>>>
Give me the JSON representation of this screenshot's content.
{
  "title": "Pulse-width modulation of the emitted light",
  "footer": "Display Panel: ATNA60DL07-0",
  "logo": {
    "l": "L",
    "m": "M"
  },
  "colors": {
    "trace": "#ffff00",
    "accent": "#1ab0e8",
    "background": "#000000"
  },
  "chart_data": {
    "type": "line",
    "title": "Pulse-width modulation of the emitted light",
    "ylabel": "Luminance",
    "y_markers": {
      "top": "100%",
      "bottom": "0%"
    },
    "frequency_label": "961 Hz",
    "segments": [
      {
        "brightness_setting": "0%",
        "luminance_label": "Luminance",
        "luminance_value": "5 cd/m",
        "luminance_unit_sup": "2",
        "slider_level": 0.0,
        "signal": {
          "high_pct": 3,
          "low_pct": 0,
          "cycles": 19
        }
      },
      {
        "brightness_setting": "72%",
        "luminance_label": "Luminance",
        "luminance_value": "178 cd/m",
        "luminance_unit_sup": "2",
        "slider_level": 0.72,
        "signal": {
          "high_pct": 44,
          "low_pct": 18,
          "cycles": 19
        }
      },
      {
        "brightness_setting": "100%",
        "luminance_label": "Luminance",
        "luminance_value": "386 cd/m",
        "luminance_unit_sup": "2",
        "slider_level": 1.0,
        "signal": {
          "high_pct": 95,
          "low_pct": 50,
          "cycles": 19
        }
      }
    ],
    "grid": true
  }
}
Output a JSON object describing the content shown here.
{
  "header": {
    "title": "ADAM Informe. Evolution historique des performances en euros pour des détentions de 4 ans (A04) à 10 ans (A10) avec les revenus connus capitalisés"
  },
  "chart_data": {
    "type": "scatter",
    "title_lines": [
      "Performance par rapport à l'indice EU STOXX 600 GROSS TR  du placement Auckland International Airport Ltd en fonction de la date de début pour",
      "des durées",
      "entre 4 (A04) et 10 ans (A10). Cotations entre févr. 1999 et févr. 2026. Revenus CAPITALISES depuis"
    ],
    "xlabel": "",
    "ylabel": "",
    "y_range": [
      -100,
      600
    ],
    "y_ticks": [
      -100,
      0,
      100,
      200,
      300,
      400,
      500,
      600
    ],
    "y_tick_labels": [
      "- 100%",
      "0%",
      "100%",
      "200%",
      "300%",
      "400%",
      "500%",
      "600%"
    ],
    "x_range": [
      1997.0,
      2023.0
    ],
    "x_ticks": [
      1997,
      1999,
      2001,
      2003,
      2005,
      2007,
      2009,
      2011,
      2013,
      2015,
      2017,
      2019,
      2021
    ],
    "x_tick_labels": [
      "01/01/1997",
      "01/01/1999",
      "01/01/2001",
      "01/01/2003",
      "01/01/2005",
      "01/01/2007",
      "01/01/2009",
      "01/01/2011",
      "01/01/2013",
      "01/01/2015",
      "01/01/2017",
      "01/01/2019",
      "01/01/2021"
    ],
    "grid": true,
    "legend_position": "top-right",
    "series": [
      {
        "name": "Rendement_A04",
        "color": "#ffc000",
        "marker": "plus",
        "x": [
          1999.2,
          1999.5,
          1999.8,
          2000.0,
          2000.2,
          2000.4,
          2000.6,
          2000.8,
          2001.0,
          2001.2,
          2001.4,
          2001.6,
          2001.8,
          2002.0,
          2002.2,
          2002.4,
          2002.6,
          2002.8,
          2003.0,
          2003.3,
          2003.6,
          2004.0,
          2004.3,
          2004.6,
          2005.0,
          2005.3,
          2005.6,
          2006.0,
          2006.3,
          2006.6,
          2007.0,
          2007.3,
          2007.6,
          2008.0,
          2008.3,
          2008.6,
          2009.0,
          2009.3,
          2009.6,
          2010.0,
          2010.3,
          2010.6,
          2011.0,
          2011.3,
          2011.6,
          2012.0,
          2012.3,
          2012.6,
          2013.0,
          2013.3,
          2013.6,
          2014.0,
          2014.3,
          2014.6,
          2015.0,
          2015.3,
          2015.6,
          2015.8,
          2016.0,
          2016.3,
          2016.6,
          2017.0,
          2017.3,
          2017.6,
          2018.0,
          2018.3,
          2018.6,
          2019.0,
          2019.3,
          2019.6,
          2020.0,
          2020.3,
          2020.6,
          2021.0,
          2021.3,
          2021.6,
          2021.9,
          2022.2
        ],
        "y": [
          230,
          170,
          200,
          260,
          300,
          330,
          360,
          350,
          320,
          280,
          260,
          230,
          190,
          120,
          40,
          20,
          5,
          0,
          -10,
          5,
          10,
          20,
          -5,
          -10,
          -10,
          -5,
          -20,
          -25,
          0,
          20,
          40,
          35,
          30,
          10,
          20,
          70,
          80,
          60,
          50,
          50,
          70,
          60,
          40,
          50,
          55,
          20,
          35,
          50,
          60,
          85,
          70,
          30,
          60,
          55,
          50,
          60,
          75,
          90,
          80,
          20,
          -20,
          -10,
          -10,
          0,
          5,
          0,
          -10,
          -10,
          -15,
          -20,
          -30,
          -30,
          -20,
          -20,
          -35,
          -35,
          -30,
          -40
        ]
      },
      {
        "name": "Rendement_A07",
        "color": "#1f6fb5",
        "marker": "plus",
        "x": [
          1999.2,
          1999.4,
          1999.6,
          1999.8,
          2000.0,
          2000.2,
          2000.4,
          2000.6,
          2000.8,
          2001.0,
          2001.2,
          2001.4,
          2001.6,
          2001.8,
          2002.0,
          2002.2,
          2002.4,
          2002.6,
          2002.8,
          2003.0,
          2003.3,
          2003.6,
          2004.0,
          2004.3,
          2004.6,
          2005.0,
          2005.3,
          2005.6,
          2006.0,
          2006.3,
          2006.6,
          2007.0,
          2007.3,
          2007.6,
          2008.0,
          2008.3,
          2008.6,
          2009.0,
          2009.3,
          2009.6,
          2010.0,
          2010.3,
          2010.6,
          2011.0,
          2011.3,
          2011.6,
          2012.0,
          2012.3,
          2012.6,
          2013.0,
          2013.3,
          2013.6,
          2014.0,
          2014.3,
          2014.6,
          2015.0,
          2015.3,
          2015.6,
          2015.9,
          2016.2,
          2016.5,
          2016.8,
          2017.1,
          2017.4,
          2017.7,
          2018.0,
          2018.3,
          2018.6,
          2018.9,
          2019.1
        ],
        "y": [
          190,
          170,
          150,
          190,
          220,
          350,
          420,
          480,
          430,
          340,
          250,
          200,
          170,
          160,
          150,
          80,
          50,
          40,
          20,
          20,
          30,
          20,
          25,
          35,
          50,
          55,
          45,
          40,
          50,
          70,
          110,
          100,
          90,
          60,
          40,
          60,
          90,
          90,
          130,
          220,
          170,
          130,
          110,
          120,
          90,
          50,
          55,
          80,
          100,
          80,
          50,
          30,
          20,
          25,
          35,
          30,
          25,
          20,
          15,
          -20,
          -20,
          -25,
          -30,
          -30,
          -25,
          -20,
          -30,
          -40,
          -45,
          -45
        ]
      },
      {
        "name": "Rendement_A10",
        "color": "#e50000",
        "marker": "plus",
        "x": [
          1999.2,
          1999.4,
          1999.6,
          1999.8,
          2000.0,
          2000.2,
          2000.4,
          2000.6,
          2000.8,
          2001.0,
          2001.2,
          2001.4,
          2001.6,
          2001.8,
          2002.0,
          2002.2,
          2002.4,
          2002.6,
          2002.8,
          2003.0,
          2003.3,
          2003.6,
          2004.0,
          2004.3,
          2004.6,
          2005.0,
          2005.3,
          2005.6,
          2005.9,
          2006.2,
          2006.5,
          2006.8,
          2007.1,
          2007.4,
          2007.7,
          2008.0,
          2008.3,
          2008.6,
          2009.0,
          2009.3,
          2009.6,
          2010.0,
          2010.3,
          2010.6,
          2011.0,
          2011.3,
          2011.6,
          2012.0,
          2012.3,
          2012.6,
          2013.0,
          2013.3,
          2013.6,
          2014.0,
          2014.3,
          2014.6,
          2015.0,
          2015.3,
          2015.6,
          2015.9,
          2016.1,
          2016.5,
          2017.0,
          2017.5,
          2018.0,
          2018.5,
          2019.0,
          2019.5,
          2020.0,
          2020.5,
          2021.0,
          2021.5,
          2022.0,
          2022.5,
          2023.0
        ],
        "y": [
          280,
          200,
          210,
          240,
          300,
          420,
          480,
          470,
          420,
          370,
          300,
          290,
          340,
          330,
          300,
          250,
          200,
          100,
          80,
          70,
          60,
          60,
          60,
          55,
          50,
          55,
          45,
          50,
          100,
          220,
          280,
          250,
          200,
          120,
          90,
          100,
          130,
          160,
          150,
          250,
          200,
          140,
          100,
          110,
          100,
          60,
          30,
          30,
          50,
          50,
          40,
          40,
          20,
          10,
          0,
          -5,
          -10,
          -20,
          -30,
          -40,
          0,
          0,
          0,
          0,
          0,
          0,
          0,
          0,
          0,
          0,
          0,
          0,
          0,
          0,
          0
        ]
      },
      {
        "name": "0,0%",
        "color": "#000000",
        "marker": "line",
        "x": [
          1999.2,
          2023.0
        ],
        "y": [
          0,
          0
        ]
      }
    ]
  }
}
<<<
Goal ->
Gather all the lines that include the word "name" and copy them out.

Correct answer ->
        "name": "Rendement_A04",
        "name": "Rendement_A07",
        "name": "Rendement_A10",
        "name": "0,0%",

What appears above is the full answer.